*What to do:*
Go through the records below line by line. Count the lines with "marker" and give the count alone.

*Data shown:*

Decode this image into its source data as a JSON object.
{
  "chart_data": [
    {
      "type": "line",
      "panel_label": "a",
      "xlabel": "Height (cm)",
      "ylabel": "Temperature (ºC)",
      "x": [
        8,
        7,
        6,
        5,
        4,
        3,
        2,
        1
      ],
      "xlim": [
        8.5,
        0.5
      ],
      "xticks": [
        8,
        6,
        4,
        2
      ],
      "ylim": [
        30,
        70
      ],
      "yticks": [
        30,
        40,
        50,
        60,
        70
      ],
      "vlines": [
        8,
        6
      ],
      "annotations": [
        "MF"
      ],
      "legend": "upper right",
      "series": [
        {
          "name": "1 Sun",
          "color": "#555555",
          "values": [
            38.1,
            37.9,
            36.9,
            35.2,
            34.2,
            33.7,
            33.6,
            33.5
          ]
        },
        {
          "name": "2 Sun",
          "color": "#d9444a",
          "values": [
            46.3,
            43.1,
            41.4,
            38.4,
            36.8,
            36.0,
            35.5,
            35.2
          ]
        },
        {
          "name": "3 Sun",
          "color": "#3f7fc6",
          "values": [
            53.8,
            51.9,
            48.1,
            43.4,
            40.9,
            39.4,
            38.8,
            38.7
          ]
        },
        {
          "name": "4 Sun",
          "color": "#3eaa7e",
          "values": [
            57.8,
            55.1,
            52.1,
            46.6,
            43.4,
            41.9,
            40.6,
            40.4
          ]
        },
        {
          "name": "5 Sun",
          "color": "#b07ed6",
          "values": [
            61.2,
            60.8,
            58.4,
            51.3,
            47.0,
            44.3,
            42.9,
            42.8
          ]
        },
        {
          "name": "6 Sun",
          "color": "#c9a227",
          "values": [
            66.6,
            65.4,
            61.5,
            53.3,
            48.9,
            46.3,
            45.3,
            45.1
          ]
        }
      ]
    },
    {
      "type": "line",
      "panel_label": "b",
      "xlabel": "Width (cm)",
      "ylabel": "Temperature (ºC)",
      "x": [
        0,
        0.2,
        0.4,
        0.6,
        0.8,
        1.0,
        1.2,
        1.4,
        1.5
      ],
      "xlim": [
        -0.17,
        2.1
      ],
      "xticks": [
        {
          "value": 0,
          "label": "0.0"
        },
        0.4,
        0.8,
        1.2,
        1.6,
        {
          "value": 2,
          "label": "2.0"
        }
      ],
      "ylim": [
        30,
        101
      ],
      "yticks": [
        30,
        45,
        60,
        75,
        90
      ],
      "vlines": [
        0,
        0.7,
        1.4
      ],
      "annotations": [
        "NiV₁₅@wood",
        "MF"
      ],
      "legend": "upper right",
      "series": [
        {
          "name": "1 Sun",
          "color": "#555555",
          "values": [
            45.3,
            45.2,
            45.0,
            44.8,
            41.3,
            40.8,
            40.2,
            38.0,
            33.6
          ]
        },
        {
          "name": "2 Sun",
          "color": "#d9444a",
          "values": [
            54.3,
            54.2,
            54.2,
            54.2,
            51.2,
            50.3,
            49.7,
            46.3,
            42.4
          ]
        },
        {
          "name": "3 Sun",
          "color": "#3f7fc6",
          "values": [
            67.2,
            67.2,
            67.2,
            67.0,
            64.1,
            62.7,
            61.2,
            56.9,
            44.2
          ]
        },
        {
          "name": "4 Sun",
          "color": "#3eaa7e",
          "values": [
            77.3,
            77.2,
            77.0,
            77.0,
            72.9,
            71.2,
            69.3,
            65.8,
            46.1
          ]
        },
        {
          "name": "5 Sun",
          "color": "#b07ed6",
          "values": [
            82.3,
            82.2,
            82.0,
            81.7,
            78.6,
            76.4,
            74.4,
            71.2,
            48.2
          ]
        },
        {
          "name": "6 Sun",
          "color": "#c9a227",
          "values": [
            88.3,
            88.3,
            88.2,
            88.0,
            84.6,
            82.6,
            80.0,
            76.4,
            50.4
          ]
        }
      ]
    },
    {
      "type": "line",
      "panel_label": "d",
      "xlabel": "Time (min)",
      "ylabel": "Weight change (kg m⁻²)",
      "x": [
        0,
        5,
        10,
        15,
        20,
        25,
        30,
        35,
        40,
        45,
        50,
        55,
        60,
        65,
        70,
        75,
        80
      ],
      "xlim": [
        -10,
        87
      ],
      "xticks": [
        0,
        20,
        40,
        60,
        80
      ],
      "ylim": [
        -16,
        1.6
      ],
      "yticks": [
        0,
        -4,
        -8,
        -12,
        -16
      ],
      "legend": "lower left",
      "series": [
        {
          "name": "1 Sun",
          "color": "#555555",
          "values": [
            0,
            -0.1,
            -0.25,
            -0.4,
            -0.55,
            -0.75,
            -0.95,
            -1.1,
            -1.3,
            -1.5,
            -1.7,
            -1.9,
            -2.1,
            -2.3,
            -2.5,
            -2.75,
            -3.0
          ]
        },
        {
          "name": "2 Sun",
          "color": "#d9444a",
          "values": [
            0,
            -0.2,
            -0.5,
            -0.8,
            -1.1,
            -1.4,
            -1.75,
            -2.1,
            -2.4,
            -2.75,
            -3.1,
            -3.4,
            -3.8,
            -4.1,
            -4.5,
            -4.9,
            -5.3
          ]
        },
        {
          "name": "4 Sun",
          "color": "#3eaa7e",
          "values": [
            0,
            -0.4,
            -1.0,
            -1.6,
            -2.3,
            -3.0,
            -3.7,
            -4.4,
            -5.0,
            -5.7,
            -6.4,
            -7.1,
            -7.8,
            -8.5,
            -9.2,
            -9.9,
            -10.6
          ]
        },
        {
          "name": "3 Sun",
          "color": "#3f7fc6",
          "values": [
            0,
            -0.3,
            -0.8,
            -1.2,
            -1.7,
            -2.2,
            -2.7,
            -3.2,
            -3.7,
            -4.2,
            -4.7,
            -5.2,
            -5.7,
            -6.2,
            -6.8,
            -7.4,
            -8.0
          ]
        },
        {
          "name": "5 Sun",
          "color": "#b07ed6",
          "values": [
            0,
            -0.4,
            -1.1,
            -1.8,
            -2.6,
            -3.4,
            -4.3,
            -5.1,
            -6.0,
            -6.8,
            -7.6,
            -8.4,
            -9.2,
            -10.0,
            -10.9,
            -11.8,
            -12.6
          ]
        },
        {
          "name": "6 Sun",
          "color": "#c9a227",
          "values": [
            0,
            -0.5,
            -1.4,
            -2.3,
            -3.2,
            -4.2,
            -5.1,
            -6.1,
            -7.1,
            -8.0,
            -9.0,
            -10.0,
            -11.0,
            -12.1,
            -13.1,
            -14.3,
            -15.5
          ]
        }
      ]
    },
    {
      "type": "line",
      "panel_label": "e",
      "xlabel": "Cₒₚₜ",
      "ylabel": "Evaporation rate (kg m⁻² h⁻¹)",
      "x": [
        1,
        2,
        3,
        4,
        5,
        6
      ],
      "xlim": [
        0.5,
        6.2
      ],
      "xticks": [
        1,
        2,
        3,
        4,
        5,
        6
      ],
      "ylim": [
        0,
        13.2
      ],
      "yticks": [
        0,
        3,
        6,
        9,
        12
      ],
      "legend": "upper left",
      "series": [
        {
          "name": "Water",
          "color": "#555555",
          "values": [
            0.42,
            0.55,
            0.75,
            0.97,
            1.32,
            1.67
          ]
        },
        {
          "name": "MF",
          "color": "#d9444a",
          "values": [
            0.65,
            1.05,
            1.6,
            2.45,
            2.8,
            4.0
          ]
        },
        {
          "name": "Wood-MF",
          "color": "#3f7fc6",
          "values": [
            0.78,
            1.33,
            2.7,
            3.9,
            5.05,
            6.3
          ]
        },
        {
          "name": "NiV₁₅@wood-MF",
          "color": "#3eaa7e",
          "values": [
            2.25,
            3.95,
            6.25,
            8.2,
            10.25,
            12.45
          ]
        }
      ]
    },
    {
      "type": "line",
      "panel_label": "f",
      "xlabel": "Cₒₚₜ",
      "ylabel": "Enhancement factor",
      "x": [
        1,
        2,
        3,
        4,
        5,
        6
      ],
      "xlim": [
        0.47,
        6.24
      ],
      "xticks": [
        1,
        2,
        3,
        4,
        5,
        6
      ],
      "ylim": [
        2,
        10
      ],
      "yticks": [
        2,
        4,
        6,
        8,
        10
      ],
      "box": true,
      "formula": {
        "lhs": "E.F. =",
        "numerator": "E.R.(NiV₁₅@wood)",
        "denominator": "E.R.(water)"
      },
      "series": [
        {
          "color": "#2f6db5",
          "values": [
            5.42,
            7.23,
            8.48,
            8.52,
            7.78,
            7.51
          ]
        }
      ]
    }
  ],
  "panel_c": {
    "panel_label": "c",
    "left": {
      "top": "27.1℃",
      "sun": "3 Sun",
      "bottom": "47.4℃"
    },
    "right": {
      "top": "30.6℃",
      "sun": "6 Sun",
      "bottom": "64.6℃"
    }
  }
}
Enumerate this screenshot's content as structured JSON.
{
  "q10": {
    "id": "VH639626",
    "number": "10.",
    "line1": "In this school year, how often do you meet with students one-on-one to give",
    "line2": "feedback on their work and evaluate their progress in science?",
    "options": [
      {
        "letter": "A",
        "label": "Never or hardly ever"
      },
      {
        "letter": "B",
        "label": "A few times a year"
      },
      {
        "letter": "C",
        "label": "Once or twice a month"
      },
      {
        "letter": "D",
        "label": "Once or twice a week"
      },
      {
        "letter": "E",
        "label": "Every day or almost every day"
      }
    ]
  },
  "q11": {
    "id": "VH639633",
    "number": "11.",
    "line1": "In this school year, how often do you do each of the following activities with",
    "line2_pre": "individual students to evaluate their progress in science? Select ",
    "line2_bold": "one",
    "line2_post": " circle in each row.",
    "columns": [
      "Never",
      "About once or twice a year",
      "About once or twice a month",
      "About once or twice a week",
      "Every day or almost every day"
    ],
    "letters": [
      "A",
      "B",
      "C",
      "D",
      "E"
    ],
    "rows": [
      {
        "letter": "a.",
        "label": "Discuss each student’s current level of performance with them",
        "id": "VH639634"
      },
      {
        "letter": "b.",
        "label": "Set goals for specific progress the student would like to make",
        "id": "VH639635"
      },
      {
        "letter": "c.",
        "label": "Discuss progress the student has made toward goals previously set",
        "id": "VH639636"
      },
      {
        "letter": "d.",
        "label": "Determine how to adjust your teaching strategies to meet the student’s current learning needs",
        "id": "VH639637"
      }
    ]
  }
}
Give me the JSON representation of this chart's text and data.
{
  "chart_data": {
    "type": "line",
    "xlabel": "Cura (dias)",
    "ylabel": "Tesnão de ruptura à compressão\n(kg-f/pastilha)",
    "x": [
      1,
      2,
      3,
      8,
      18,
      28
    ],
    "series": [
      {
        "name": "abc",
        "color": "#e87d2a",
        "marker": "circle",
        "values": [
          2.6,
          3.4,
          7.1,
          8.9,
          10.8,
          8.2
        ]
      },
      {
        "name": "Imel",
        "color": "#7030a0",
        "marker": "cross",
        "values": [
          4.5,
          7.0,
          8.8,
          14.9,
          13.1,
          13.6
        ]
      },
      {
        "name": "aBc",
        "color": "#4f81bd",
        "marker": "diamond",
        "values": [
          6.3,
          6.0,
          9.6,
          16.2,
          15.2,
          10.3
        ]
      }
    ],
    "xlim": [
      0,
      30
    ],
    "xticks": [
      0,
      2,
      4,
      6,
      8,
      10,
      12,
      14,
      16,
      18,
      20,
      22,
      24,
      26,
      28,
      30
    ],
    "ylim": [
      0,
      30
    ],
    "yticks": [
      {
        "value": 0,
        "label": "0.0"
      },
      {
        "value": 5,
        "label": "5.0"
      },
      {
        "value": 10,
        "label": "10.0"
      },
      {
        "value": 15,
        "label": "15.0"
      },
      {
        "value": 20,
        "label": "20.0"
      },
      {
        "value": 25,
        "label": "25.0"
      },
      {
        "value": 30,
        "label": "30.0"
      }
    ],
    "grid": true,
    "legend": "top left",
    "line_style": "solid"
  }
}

*Task output:*
3